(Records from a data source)
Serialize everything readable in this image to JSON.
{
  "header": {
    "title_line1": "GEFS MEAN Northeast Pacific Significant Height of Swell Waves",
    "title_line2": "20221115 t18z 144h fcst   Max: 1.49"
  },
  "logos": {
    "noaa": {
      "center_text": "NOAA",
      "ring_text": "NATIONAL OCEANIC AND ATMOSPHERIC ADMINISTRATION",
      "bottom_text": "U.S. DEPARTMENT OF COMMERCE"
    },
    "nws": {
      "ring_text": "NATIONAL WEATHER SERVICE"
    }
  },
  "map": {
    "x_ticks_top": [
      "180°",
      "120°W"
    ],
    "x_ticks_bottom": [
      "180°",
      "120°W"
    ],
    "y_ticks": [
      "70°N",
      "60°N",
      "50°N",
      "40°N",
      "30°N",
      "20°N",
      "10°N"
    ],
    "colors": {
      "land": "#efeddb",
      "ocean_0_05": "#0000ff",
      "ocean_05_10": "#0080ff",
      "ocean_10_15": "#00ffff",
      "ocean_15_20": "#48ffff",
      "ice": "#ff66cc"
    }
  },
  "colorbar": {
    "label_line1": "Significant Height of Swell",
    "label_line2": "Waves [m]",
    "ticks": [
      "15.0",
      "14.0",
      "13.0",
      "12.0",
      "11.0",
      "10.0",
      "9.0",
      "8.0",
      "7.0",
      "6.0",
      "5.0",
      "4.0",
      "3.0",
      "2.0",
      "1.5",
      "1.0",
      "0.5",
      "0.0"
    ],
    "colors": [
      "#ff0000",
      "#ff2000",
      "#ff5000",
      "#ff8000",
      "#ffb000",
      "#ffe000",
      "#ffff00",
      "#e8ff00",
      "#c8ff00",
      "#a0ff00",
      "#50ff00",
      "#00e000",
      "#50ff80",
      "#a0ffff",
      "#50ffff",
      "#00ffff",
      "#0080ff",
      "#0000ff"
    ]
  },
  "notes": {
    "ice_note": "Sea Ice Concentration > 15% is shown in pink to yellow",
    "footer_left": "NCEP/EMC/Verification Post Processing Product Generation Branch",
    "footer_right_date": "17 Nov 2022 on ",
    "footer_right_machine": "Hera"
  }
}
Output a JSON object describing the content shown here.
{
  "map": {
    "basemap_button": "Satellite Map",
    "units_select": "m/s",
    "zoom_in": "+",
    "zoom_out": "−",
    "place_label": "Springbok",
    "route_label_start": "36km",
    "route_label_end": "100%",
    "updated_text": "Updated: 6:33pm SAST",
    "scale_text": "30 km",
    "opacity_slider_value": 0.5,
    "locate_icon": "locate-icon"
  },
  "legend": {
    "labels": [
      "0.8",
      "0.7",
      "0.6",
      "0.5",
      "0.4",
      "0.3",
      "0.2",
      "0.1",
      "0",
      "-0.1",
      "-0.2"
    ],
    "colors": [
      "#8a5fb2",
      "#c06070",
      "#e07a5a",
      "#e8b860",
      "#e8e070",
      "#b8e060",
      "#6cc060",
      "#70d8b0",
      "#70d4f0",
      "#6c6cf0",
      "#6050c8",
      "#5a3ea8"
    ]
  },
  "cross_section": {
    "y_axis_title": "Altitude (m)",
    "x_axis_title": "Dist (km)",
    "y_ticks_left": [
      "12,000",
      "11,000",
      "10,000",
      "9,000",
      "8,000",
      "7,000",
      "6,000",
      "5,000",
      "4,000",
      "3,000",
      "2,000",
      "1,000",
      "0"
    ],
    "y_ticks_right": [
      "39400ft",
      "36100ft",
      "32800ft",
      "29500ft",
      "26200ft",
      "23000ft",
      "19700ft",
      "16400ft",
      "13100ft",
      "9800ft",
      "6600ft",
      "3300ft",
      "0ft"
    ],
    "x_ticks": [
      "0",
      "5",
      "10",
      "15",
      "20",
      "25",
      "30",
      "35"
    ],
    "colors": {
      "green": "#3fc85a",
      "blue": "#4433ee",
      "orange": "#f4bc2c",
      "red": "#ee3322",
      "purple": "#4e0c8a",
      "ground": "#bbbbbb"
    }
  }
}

▶ Stated goal
Scan the material above. Extract every line in which the word "NATIONAL" occurs.

▶ Response
      "ring_text": "NATIONAL OCEANIC AND ATMOSPHERIC ADMINISTRATION",
      "ring_text": "NATIONAL WEATHER SERVICE"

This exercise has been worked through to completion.